# She says she's "done"



## Roundtable (Oct 4, 2009)

I am new here and looking for advice. This might take a bit to explain, so here I go. I have been with my wife for 12 years, married for 6 of them. She was married before, and has 2 kids from this relationship. We moved 5 years ago from NY to Atlanta to give our family something we couldn't afford up north, a home. Things have been good, although I see that we had an emotional disconnection, and have trouble communicating sometimes. My issues started back at the end of July. She told me that she was unhappy, and not sure if we should be together. Alot of our disagreements stemmed from my 2 step-children. She lets them do what ever they want, and at ages 15 & 18, I expected a bit more out of them. We were working on our issues, and I was making good progress, by spending more time with the kids, and showiing and letting her know what she meant to me. Then the bombshell!
I accidentally find 2 texts that come in on her phone from her 1st love from 23 years ago, that she recently had found on facebook. He lives 18 hours from us. He was basically telling her he had deep feelings for her. I was shocked. I calmly informed her of them, and asked her to please call the guy and let him know the texts were inappropriate. She then tells me she has feelings for him, is connected to him, part of her still loves him, and she dreams of him. I am floored to say the least. She asks me to give her time to deal with it, and says she loves me and nothing will happen between them. I let it go for 5 days, and finally checked my cell phone records on the 5th day. She had been telling me all week that she hardly talked to him, and hadn't had a chance to tell him to back off. The cell phone records told otherwise. Everyday on her lunch break she would speak to him for 20-40 minutes, everyday she would speak to him for 30-45 minutes on her way home in traffic. The texting was out of control also. 
I felt betrayed and lied to by the one woman I have ever known who was loving, caring and honest in my life. I confronted her with the info I had, and threw out an ultimatum. She calls him now and tells him they are just friends, or I leave. She chose to not call him. I left for a week, and was a complete mess. In that time we spoke and argued. She was telling her friends that she was "done" with us. I convinced her to go to marriage counseling. They quickly seperated us due to her not knowing if she wanted to be married anymore. I know now that we had an emotional disconnection & void that this guy just happened to fill at the right time. Since this has went down, all our friends know and are there for us. Alot of gossip floats back and forth making it worse. She has slept on the couch for the past month, and has recently told me that she loves him, is in love with him, and has told him she loves him. I am crushed. She claims she will not move to him, and he will not move to her. She wants to go visit him sometime. She says she is done, looking forward to being on her own with the kids, and that she only gets to live once. We can't affourd our house without both our incomes, and until it sells, we will be in the under the same roof. She admits she is going through a mid life crisis, and wants more out of life, and has goals and dreams. She has since stopped going to counseling after only 5 sessions, saying the counselor told her she is handling things good. I heard that she is not opening up and talking about all her issues, so there is no need for to see someone she is not willing to be honest with. She is ready to move on, and throw our home, life, and marriage away like it is garbage. I am so confused on what to think, feel, and do now. I want to salvage my life and marriage, but the choice is not up to me anymore. Help.

■ **Exercise materials**:
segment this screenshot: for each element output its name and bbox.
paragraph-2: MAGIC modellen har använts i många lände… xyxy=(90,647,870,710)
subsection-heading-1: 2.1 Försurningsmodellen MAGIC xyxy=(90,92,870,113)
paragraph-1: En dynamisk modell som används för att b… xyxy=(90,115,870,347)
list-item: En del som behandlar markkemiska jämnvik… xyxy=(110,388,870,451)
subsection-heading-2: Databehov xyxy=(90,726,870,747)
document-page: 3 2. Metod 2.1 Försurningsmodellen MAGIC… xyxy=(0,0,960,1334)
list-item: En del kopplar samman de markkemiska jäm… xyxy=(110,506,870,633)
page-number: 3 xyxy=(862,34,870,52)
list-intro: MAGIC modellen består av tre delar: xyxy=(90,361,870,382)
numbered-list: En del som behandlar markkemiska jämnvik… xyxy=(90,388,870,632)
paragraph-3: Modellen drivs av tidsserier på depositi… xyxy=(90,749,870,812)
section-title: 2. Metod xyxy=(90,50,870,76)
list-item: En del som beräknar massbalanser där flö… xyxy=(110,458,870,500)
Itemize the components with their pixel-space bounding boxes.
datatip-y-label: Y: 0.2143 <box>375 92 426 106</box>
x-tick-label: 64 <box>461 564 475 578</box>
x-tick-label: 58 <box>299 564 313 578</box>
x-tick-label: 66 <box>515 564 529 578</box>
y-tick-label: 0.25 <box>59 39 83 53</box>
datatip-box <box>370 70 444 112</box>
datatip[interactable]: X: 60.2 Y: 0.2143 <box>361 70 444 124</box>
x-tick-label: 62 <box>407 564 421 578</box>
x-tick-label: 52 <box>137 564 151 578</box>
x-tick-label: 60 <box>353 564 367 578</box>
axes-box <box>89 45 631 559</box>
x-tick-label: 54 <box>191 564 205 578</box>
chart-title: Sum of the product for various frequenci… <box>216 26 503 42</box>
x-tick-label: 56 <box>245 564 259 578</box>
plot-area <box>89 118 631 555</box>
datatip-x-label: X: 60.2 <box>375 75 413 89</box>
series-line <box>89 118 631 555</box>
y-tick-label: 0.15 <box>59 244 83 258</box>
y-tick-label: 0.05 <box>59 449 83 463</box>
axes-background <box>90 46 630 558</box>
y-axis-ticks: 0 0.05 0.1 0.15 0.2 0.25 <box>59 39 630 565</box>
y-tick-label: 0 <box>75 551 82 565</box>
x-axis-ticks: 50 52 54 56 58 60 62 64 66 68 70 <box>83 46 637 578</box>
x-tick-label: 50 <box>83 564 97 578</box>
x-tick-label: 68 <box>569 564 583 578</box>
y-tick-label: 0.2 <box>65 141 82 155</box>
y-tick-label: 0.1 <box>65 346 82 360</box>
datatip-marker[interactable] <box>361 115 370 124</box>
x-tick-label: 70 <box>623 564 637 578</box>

■ **Task requirements**:
A. According to the forum post, how long had the writer been with his wife?
B. Put the records into a JSON list of strings, one string per line with blank lines left out. Begin at the first line of the records and stop after the line that contains "datatip[interactable]: X: 60.2".

■ **Answers by task**:
A. 12 years

B.
[
  "segment this screenshot: for each element output its name and bbox.",
  "paragraph-2: MAGIC modellen har använts i många lände… xyxy=(90,647,870,710)",
  "subsection-heading-1: 2.1 Försurningsmodellen MAGIC xyxy=(90,92,870,113)",
  "paragraph-1: En dynamisk modell som används för att b… xyxy=(90,115,870,347)",
  "list-item: En del som behandlar markkemiska jämnvik… xyxy=(110,388,870,451)",
  "subsection-heading-2: Databehov xyxy=(90,726,870,747)",
  "document-page: 3 2. Metod 2.1 Försurningsmodellen MAGIC… xyxy=(0,0,960,1334)",
  "list-item: En del kopplar samman de markkemiska jäm… xyxy=(110,506,870,633)",
  "page-number: 3 xyxy=(862,34,870,52)",
  "list-intro: MAGIC modellen består av tre delar: xyxy=(90,361,870,382)",
  "numbered-list: En del som behandlar markkemiska jämnvik… xyxy=(90,388,870,632)",
  "paragraph-3: Modellen drivs av tidsserier på depositi… xyxy=(90,749,870,812)",
  "section-title: 2. Metod xyxy=(90,50,870,76)",
  "list-item: En del som beräknar massbalanser där flö… xyxy=(110,458,870,500)",
  "Itemize the components with their pixel-space bounding boxes.",
  "datatip-y-label: Y: 0.2143 <box>375 92 426 106</box>",
  "x-tick-label: 64 <box>461 564 475 578</box>",
  "x-tick-label: 58 <box>299 564 313 578</box>",
  "x-tick-label: 66 <box>515 564 529 578</box>",
  "y-tick-label: 0.25 <box>59 39 83 53</box>",
  "datatip-box <box>370 70 444 112</box>",
  "datatip[interactable]: X: 60.2 Y: 0.2143 <box>361 70 444 124</box>"
]